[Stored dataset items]

· · · ·

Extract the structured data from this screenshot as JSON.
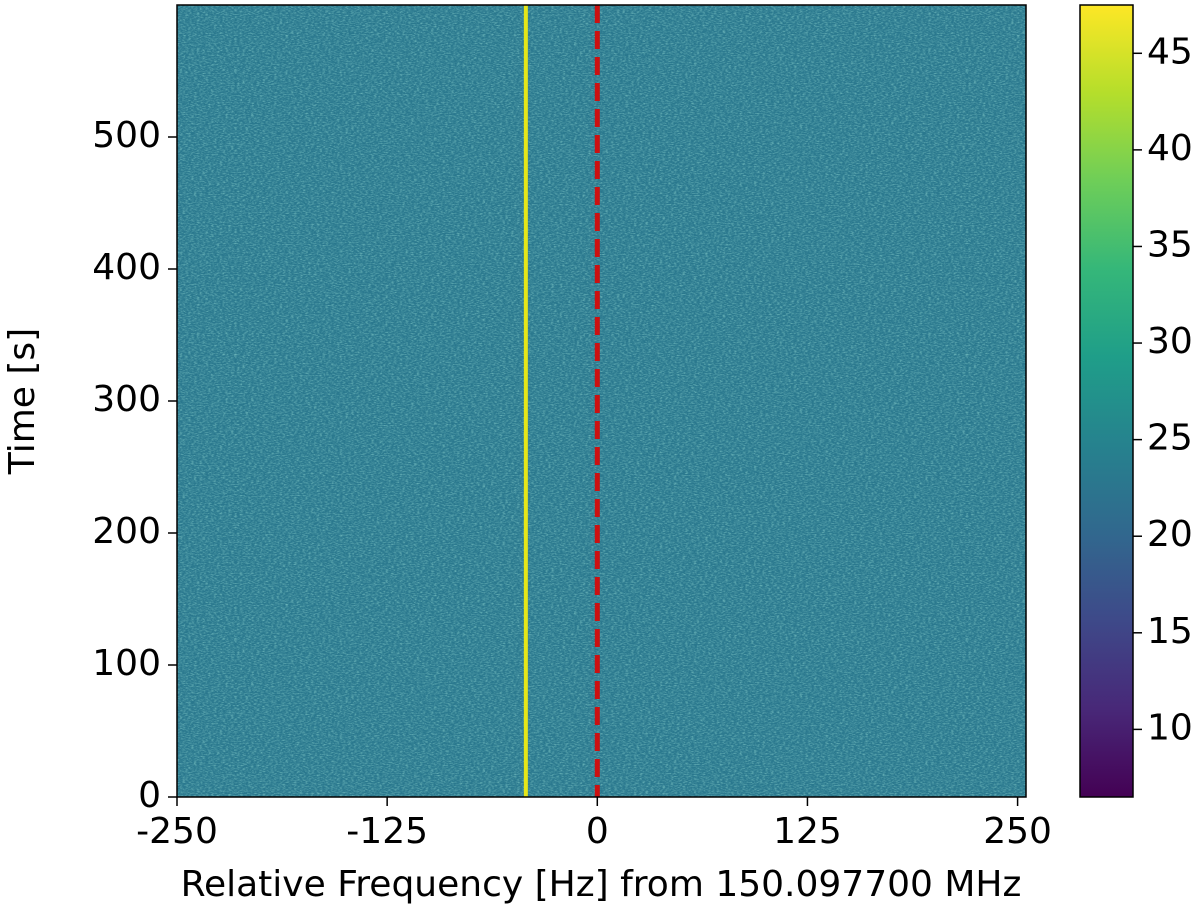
{
  "chart_data": {
    "type": "heatmap",
    "xlabel": "Relative Frequency [Hz] from 150.097700 MHz",
    "ylabel": "Time [s]",
    "xlim": [
      -250,
      255
    ],
    "xticks": [
      -250,
      -125,
      0,
      125,
      250
    ],
    "ylim": [
      0,
      600
    ],
    "yticks": [
      0,
      100,
      200,
      300,
      400,
      500
    ],
    "fill_color": "#2a788e",
    "lines": [
      {
        "x": -42.5,
        "color": "#e6e619",
        "style": "solid"
      },
      {
        "x": 0,
        "color": "#cc1111",
        "style": "dashed"
      }
    ],
    "colorbar": {
      "colormap": "viridis",
      "lim": [
        6.5,
        47.5
      ],
      "ticks": [
        10,
        15,
        20,
        25,
        30,
        35,
        40,
        45
      ]
    }
  }
}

· · · ·

[To be done]
Reproduce the data verbatim. Do not carry any picture into the copy.

[Exercise answer]
Extract the structured data from this screenshot as JSON.
{
  "chart_data": {
    "type": "heatmap",
    "xlabel": "Relative Frequency [Hz] from 150.097700 MHz",
    "ylabel": "Time [s]",
    "xlim": [
      -250,
      255
    ],
    "xticks": [
      -250,
      -125,
      0,
      125,
      250
    ],
    "ylim": [
      0,
      600
    ],
    "yticks": [
      0,
      100,
      200,
      300,
      400,
      500
    ],
    "fill_color": "#2a788e",
    "lines": [
      {
        "x": -42.5,
        "color": "#e6e619",
        "style": "solid"
      },
      {
        "x": 0,
        "color": "#cc1111",
        "style": "dashed"
      }
    ],
    "colorbar": {
      "colormap": "viridis",
      "lim": [
        6.5,
        47.5
      ],
      "ticks": [
        10,
        15,
        20,
        25,
        30,
        35,
        40,
        45
      ]
    }
  }
}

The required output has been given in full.